Dataset rows about figures:

= = =

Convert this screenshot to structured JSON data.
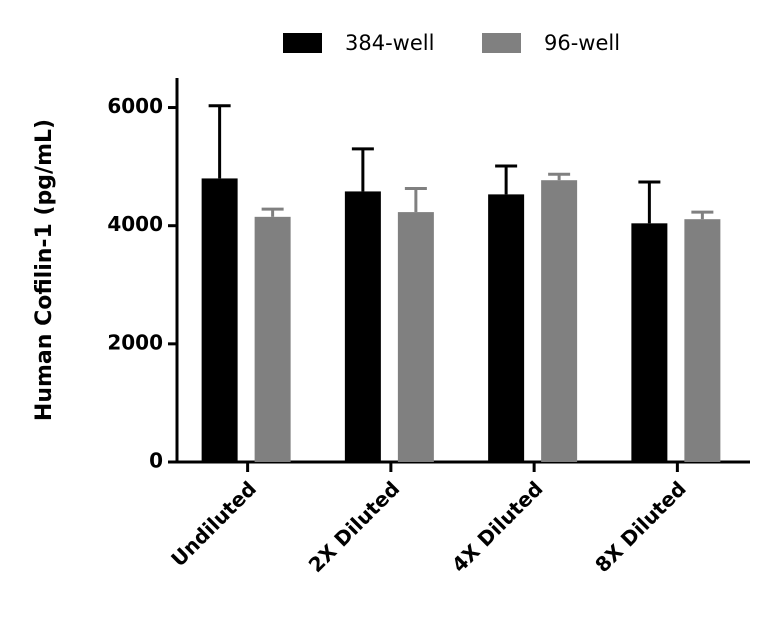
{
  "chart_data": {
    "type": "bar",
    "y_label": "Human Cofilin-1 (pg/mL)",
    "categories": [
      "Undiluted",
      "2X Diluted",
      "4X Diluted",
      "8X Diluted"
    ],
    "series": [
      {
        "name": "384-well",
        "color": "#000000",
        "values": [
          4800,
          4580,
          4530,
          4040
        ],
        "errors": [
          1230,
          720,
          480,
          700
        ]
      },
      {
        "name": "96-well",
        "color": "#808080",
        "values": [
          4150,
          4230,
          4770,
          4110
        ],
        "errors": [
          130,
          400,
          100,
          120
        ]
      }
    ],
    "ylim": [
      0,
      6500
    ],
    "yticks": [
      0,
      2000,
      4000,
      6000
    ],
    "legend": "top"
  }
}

= = =

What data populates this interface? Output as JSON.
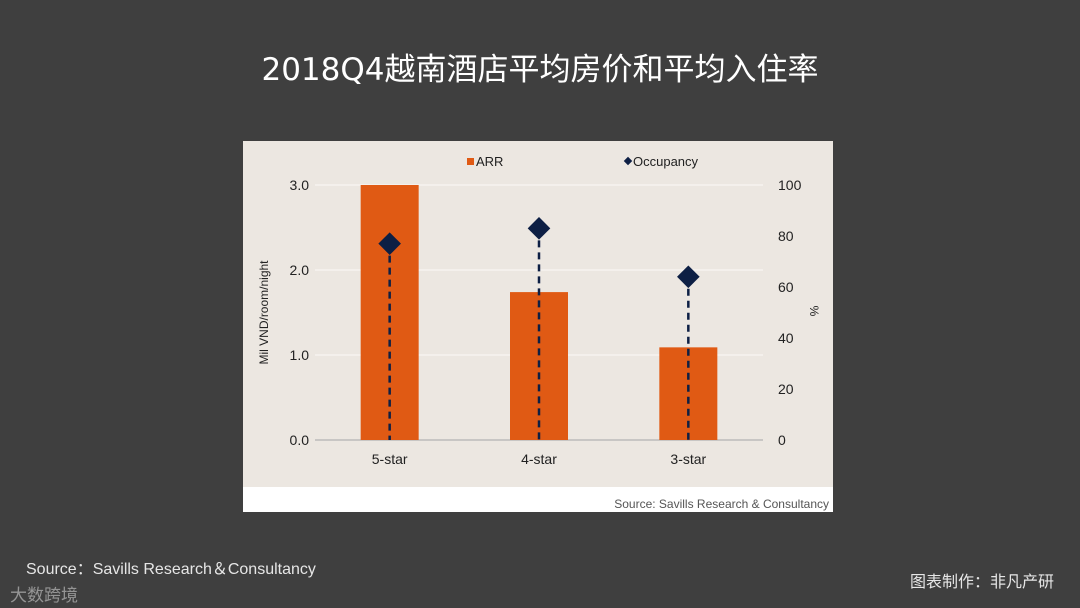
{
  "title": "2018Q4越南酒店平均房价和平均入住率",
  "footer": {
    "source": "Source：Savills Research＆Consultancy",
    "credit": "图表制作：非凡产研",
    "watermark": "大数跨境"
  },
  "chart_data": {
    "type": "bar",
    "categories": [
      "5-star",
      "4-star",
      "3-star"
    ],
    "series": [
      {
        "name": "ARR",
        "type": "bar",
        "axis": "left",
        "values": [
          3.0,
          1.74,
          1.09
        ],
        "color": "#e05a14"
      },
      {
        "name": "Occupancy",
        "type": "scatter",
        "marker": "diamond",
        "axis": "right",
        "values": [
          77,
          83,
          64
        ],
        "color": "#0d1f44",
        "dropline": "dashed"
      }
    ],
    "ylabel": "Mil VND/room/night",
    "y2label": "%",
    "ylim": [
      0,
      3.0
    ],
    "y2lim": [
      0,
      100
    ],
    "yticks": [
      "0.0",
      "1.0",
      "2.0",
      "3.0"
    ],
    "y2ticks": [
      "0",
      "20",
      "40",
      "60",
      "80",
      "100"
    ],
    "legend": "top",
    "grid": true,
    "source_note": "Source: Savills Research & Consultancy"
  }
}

= = =

CHALLENGE: Determine how many lines include the word "JSON" and report that number by itself.

ANSWER TO THE TASK: 2